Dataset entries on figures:
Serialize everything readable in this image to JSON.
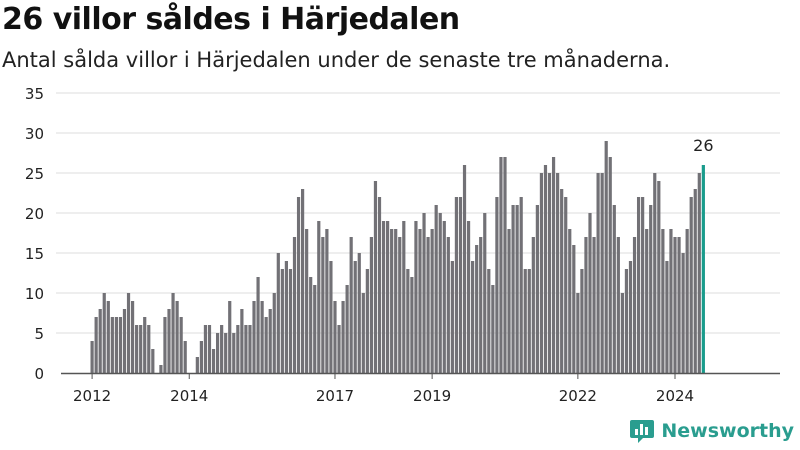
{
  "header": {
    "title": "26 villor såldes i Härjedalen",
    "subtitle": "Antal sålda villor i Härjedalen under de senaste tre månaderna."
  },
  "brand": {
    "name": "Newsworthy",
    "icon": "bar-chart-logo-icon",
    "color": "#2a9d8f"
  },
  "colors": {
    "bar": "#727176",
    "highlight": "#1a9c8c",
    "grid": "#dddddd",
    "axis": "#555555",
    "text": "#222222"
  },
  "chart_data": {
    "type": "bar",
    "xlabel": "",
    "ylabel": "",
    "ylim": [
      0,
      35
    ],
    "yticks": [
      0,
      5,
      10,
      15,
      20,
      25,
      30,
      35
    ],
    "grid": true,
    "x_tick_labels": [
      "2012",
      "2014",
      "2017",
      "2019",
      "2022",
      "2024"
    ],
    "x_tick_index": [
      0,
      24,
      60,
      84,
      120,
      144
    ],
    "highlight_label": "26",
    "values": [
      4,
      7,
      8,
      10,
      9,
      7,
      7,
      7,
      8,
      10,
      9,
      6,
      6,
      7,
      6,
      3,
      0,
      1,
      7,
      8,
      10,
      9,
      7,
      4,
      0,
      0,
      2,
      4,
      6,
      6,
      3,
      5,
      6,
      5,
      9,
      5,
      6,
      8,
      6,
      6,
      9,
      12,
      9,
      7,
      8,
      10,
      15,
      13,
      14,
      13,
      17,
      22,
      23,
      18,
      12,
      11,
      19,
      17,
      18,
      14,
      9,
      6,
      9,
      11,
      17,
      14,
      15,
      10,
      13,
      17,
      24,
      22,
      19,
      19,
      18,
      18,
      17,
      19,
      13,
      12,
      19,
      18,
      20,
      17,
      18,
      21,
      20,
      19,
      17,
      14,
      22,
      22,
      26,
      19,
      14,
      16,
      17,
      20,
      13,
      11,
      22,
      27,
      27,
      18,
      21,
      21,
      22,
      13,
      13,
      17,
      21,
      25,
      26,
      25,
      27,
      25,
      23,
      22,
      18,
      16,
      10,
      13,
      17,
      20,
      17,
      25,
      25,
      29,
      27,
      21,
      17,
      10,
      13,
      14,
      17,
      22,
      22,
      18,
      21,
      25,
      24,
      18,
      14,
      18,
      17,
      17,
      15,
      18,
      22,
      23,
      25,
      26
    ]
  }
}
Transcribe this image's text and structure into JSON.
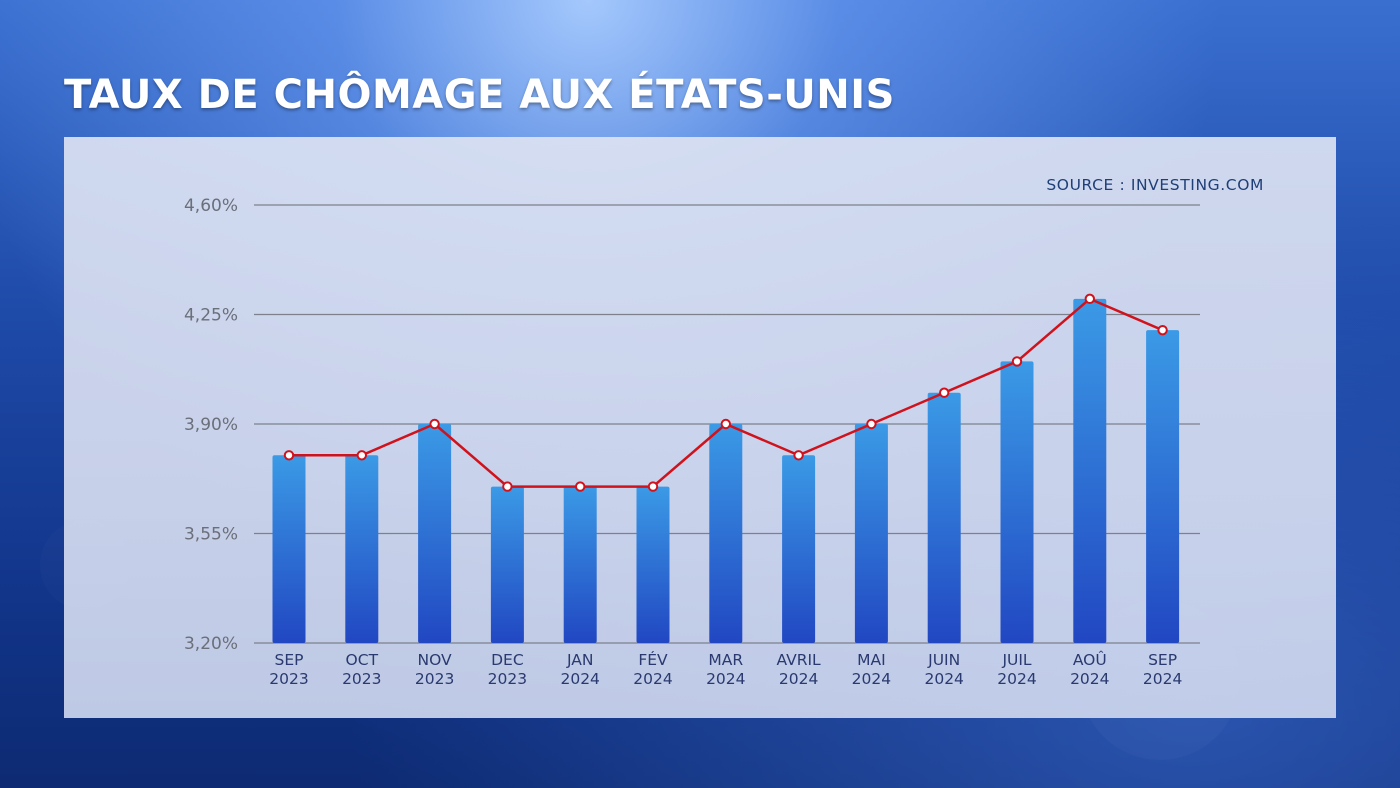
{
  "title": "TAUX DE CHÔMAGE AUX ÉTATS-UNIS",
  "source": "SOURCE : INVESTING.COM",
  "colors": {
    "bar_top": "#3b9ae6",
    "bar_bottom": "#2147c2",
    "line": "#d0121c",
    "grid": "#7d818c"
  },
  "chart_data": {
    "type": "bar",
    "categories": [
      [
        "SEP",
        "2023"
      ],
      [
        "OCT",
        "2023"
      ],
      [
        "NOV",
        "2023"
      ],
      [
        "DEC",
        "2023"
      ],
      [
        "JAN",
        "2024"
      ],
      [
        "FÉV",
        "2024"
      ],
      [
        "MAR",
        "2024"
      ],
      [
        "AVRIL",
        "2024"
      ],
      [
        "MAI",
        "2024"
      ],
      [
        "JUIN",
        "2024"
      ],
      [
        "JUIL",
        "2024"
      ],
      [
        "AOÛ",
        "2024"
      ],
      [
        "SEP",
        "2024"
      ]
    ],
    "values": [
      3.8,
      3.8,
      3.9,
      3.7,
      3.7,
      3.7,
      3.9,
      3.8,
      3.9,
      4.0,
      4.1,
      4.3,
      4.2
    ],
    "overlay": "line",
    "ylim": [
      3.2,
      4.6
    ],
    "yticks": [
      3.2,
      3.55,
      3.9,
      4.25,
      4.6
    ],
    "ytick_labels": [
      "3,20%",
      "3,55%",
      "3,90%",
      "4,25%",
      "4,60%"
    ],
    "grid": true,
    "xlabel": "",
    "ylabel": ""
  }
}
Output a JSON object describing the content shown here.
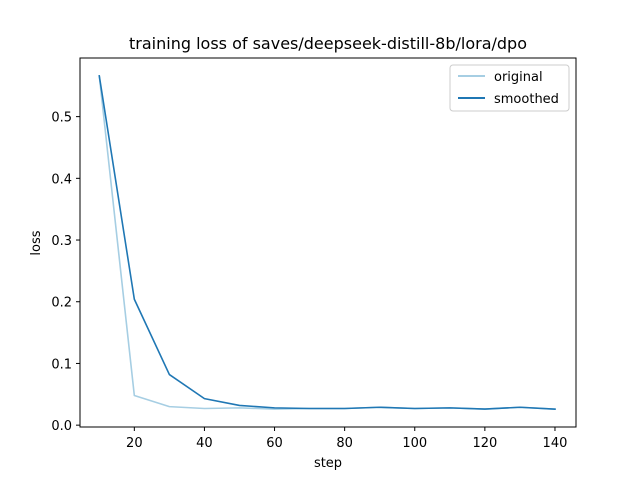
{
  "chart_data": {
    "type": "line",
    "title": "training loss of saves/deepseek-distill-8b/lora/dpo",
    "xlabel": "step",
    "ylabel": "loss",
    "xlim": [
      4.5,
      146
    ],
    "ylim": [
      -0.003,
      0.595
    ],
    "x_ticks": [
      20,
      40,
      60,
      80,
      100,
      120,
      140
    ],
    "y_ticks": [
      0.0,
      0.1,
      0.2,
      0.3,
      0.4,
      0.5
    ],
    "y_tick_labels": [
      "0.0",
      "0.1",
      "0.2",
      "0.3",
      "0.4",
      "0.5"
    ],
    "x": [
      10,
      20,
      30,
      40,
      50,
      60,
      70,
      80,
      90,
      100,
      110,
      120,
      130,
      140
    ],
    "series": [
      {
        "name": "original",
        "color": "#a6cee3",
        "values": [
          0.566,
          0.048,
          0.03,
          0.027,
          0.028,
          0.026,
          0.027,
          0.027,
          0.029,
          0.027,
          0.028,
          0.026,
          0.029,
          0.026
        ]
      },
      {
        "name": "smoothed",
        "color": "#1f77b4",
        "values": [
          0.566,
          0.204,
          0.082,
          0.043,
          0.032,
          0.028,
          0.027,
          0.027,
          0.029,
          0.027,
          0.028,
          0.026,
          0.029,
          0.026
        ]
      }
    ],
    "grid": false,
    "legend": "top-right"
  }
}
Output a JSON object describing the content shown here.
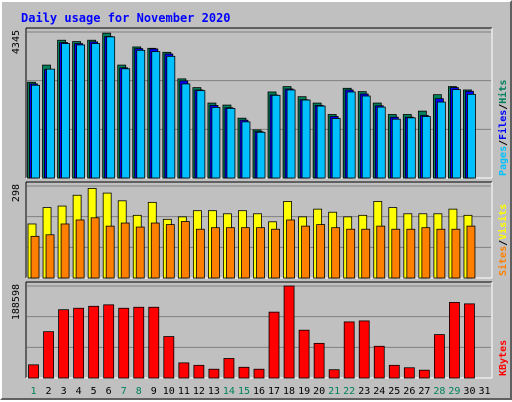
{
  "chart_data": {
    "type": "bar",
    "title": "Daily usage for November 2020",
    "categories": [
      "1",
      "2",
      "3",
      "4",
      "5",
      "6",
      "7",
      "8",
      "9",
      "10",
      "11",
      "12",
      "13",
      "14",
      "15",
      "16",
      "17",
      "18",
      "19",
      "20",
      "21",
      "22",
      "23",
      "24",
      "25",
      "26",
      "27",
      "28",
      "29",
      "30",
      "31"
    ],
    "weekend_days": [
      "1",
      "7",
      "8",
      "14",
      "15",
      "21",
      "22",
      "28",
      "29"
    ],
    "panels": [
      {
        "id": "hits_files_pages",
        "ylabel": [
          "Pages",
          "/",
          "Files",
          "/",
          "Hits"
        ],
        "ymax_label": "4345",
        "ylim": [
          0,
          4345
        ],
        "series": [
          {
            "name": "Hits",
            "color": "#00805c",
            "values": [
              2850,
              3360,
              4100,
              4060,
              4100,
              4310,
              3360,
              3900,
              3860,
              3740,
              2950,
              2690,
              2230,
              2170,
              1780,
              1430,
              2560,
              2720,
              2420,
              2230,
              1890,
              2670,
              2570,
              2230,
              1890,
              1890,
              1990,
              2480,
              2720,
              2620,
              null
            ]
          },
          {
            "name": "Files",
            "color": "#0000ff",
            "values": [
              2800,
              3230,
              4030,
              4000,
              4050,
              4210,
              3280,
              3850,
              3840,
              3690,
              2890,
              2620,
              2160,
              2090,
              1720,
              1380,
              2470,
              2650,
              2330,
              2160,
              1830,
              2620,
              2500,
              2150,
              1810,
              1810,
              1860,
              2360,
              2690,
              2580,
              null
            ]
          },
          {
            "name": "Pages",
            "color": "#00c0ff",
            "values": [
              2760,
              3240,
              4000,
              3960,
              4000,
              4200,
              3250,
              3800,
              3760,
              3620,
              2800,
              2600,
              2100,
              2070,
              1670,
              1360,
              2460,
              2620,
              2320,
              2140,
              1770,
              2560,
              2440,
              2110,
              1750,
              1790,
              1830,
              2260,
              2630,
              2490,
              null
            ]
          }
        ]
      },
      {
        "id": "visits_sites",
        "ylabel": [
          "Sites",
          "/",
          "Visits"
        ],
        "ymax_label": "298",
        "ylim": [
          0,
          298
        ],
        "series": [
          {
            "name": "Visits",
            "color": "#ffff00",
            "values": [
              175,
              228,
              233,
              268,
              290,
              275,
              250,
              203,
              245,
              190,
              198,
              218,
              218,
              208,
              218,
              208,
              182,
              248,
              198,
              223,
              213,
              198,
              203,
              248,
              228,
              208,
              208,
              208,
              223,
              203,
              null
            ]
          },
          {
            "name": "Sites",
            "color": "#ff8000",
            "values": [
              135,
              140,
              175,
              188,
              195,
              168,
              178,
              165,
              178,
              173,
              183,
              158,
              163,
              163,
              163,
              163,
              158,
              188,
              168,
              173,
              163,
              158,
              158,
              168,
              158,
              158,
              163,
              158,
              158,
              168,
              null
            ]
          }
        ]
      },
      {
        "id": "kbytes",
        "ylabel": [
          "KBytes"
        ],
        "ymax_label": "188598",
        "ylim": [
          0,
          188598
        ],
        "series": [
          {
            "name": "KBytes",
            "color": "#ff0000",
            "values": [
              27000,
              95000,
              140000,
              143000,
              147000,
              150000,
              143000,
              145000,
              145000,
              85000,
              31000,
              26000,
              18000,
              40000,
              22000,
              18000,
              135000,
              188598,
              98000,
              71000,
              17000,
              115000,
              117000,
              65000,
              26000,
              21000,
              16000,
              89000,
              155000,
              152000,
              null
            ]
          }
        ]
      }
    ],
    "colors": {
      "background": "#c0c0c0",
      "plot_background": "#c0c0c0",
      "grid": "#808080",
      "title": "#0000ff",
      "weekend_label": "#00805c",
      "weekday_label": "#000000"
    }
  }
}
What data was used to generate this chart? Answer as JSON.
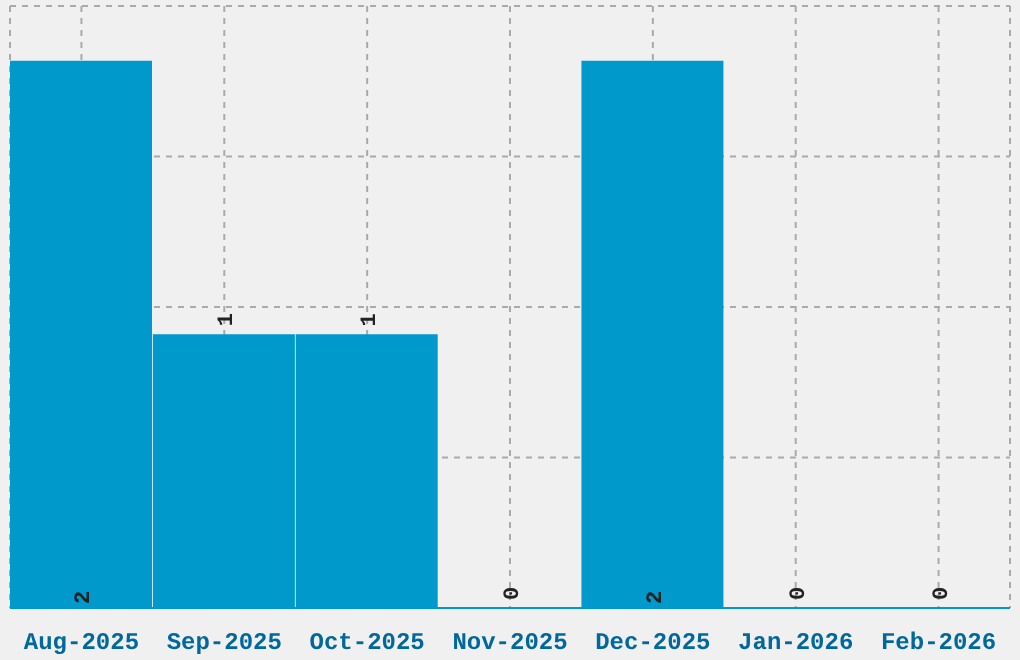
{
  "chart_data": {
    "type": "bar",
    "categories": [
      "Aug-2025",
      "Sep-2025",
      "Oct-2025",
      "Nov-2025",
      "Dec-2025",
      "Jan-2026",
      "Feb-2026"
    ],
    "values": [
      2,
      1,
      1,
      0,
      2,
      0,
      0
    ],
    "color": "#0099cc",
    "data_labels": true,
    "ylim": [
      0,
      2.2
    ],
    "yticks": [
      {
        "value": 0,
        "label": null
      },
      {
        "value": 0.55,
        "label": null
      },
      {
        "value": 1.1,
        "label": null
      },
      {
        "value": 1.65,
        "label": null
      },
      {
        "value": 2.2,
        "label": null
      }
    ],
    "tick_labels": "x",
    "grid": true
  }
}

- _Written task_:
For the listing above, give the number of lines in which the string "this" occurs, and nothing else.

- _Expected output_:
3